> Exercise data
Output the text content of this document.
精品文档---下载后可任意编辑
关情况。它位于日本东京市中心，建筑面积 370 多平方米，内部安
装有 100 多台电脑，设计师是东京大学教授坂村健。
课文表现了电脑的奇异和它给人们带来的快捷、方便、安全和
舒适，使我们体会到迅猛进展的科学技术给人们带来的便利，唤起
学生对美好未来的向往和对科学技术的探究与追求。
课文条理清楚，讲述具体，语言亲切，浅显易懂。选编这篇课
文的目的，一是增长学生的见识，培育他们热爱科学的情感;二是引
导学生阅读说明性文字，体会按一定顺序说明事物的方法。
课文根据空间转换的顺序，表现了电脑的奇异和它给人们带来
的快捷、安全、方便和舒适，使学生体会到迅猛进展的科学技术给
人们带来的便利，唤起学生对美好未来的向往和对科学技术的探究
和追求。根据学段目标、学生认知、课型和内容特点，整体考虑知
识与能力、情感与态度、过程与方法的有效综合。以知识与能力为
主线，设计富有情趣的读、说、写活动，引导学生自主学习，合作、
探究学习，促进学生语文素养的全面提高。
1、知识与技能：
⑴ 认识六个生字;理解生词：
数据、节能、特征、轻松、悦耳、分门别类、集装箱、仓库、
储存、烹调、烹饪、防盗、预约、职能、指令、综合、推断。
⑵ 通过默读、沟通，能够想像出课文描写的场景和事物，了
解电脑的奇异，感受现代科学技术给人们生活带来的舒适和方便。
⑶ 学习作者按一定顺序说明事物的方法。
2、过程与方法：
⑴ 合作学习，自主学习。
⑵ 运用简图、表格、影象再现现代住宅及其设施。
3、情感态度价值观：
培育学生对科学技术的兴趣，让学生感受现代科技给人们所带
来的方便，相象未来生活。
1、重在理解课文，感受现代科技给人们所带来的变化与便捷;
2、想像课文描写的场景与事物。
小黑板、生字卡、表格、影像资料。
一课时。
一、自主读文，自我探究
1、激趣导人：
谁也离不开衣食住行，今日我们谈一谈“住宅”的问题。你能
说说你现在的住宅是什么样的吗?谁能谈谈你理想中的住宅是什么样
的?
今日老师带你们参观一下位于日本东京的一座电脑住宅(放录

> The task
All records above must be set down exactly, please.

> Solution to this problem
Output the text content of this document.
精品文档---下载后可任意编辑
关情况。它位于日本东京市中心，建筑面积 370 多平方米，内部安
装有 100 多台电脑，设计师是东京大学教授坂村健。
课文表现了电脑的奇异和它给人们带来的快捷、方便、安全和
舒适，使我们体会到迅猛进展的科学技术给人们带来的便利，唤起
学生对美好未来的向往和对科学技术的探究与追求。
课文条理清楚，讲述具体，语言亲切，浅显易懂。选编这篇课
文的目的，一是增长学生的见识，培育他们热爱科学的情感;二是引
导学生阅读说明性文字，体会按一定顺序说明事物的方法。
课文根据空间转换的顺序，表现了电脑的奇异和它给人们带来
的快捷、安全、方便和舒适，使学生体会到迅猛进展的科学技术给
人们带来的便利，唤起学生对美好未来的向往和对科学技术的探究
和追求。根据学段目标、学生认知、课型和内容特点，整体考虑知
识与能力、情感与态度、过程与方法的有效综合。以知识与能力为
主线，设计富有情趣的读、说、写活动，引导学生自主学习，合作、
探究学习，促进学生语文素养的全面提高。
1、知识与技能：
⑴ 认识六个生字;理解生词：
数据、节能、特征、轻松、悦耳、分门别类、集装箱、仓库、
储存、烹调、烹饪、防盗、预约、职能、指令、综合、推断。
⑵ 通过默读、沟通，能够想像出课文描写的场景和事物，了
解电脑的奇异，感受现代科学技术给人们生活带来的舒适和方便。
⑶ 学习作者按一定顺序说明事物的方法。
2、过程与方法：
⑴ 合作学习，自主学习。
⑵ 运用简图、表格、影象再现现代住宅及其设施。
3、情感态度价值观：
培育学生对科学技术的兴趣，让学生感受现代科技给人们所带
来的方便，相象未来生活。
1、重在理解课文，感受现代科技给人们所带来的变化与便捷;
2、想像课文描写的场景与事物。
小黑板、生字卡、表格、影像资料。
一课时。
一、自主读文，自我探究
1、激趣导人：
谁也离不开衣食住行，今日我们谈一谈“住宅”的问题。你能
说说你现在的住宅是什么样的吗?谁能谈谈你理想中的住宅是什么样
的?
今日老师带你们参观一下位于日本东京的一座电脑住宅(放录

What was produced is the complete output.